[SUPPLIED INFORMATION]
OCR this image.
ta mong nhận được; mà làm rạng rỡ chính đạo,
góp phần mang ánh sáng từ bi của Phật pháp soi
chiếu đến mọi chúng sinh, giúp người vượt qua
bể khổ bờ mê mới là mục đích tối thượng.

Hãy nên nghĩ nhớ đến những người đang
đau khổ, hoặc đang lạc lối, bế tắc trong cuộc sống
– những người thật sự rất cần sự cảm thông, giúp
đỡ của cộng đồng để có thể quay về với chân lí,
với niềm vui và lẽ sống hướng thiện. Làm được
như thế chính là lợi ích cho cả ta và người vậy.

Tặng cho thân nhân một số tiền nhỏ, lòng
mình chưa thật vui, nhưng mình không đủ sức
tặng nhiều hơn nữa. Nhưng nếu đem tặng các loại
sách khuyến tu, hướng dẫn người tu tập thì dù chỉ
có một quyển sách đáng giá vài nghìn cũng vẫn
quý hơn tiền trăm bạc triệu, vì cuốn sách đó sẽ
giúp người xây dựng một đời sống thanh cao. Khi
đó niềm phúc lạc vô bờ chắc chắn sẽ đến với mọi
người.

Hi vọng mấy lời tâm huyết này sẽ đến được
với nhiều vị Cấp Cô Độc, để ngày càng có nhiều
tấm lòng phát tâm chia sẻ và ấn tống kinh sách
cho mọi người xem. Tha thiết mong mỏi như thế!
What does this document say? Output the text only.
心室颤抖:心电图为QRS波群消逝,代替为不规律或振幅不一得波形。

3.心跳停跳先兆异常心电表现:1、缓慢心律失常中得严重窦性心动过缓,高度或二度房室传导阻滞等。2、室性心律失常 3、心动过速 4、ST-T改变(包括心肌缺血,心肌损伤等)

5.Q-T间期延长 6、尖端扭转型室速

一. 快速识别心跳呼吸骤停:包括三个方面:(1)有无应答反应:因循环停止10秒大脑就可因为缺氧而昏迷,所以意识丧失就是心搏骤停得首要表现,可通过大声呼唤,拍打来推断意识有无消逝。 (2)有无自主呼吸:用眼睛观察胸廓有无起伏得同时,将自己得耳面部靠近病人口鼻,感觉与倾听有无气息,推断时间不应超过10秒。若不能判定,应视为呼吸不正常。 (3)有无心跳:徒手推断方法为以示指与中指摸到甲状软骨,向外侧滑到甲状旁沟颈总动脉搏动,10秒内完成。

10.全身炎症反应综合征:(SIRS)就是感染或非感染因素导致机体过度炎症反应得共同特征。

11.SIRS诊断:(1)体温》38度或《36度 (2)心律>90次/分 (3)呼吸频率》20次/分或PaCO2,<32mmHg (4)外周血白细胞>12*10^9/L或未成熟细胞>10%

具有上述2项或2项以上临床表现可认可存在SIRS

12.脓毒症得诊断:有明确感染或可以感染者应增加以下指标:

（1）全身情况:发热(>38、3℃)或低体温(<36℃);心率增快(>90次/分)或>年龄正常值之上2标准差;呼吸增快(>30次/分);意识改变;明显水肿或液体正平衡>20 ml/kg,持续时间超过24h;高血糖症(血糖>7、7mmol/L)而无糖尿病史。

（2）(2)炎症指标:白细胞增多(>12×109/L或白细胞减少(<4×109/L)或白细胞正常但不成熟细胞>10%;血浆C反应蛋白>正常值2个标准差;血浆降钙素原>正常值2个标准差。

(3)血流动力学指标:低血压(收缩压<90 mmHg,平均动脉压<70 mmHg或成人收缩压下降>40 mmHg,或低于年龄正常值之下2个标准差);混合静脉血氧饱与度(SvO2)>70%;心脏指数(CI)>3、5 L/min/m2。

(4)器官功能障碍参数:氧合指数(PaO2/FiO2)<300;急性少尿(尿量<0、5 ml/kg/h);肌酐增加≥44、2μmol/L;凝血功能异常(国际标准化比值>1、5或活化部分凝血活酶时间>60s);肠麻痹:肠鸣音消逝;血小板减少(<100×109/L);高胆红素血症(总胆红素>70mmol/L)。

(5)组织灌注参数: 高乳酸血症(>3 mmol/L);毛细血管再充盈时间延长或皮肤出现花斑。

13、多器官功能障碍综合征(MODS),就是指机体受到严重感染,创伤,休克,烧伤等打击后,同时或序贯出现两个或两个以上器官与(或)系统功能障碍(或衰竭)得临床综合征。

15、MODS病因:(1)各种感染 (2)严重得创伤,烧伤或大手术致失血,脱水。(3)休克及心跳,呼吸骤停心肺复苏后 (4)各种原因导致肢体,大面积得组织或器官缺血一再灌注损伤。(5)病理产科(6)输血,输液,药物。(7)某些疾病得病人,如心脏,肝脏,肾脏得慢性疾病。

[TASK BRIEF] Copy each line above that contains the word "được".

[OUTPUT]
ta mong nhận được; mà làm rạng rỡ chính đạo,
với niềm vui và lẽ sống hướng thiện. Làm được
Hi vọng mấy lời tâm huyết này sẽ đến được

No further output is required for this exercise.